== Supplied information ==

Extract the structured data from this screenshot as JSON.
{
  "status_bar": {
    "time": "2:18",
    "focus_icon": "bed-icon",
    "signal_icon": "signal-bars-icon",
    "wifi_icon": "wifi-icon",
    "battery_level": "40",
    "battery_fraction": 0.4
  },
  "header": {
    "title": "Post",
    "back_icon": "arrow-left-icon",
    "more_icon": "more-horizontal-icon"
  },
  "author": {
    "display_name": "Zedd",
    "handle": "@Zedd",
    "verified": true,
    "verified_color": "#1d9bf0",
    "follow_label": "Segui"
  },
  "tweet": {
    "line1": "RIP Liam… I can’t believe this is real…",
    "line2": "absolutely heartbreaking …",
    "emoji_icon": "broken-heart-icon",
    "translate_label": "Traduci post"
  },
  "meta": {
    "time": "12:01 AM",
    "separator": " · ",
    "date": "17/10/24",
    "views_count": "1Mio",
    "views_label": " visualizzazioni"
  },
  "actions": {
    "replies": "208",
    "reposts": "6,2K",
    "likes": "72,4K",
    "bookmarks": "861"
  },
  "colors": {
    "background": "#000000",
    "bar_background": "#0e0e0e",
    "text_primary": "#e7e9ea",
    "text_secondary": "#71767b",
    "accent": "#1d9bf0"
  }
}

===

» Required work: Report how many lines in the records above contain the word "this", giving only the number.

» Reply to the task: 2